» Exercise requirements: Reproduce each line of the material precisely.
— Begin Material for this task —
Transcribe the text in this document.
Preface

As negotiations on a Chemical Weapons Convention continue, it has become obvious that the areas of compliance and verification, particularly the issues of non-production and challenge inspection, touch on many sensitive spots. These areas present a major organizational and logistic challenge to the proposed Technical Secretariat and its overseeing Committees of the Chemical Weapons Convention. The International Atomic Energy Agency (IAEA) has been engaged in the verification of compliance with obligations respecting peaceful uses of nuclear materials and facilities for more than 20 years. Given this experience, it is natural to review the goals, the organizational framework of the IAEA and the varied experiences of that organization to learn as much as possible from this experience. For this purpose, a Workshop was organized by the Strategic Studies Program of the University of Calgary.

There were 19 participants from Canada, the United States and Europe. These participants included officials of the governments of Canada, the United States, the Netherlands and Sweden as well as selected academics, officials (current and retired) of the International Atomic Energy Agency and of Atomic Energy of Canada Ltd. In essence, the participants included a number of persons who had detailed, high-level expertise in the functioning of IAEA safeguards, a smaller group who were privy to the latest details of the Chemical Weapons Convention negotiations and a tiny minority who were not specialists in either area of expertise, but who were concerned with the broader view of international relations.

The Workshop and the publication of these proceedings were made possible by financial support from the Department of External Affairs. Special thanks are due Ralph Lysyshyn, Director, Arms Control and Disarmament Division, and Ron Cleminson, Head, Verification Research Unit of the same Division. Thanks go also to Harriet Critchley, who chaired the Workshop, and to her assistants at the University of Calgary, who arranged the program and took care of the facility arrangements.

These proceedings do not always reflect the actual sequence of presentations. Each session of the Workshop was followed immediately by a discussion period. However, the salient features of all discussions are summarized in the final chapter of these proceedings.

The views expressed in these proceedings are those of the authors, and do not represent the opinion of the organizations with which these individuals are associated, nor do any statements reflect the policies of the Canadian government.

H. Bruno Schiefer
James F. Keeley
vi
— End Material for this task —
» Reply to the task:
Transcribe the text in this document.
Preface

As negotiations on a Chemical Weapons Convention continue, it has become obvious that the areas of compliance and verification, particularly the issues of non-production and challenge inspection, touch on many sensitive spots. These areas present a major organizational and logistic challenge to the proposed Technical Secretariat and its overseeing Committees of the Chemical Weapons Convention. The International Atomic Energy Agency (IAEA) has been engaged in the verification of compliance with obligations respecting peaceful uses of nuclear materials and facilities for more than 20 years. Given this experience, it is natural to review the goals, the organizational framework of the IAEA and the varied experiences of that organization to learn as much as possible from this experience. For this purpose, a Workshop was organized by the Strategic Studies Program of the University of Calgary.

There were 19 participants from Canada, the United States and Europe. These participants included officials of the governments of Canada, the United States, the Netherlands and Sweden as well as selected academics, officials (current and retired) of the International Atomic Energy Agency and of Atomic Energy of Canada Ltd. In essence, the participants included a number of persons who had detailed, high-level expertise in the functioning of IAEA safeguards, a smaller group who were privy to the latest details of the Chemical Weapons Convention negotiations and a tiny minority who were not specialists in either area of expertise, but who were concerned with the broader view of international relations.

The Workshop and the publication of these proceedings were made possible by financial support from the Department of External Affairs. Special thanks are due Ralph Lysyshyn, Director, Arms Control and Disarmament Division, and Ron Cleminson, Head, Verification Research Unit of the same Division. Thanks go also to Harriet Critchley, who chaired the Workshop, and to her assistants at the University of Calgary, who arranged the program and took care of the facility arrangements.

These proceedings do not always reflect the actual sequence of presentations. Each session of the Workshop was followed immediately by a discussion period. However, the salient features of all discussions are summarized in the final chapter of these proceedings.

The views expressed in these proceedings are those of the authors, and do not represent the opinion of the organizations with which these individuals are associated, nor do any statements reflect the policies of the Canadian government.

H. Bruno Schiefer
James F. Keeley
vi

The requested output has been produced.